Copy each line of the listing below exactly.

***

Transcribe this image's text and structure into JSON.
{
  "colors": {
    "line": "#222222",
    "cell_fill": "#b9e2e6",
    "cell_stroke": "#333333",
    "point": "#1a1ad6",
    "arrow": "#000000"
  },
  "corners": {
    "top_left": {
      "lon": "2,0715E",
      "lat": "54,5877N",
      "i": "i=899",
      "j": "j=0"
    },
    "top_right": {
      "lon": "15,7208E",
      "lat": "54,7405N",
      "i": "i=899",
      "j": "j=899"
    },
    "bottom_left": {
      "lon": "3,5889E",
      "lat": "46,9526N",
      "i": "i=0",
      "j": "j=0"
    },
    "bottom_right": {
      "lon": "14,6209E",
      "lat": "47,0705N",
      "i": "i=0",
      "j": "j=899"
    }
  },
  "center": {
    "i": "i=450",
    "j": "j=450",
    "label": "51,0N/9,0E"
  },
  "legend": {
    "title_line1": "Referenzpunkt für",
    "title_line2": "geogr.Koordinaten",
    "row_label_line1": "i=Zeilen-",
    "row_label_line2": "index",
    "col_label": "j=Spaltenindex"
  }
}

***

= Output =
Transcribe this image's text and structure into JSON.
{
  "colors": {
    "line": "#222222",
    "cell_fill": "#b9e2e6",
    "cell_stroke": "#333333",
    "point": "#1a1ad6",
    "arrow": "#000000"
  },
  "corners": {
    "top_left": {
      "lon": "2,0715E",
      "lat": "54,5877N",
      "i": "i=899",
      "j": "j=0"
    },
    "top_right": {
      "lon": "15,7208E",
      "lat": "54,7405N",
      "i": "i=899",
      "j": "j=899"
    },
    "bottom_left": {
      "lon": "3,5889E",
      "lat": "46,9526N",
      "i": "i=0",
      "j": "j=0"
    },
    "bottom_right": {
      "lon": "14,6209E",
      "lat": "47,0705N",
      "i": "i=0",
      "j": "j=899"
    }
  },
  "center": {
    "i": "i=450",
    "j": "j=450",
    "label": "51,0N/9,0E"
  },
  "legend": {
    "title_line1": "Referenzpunkt für",
    "title_line2": "geogr.Koordinaten",
    "row_label_line1": "i=Zeilen-",
    "row_label_line2": "index",
    "col_label": "j=Spaltenindex"
  }
}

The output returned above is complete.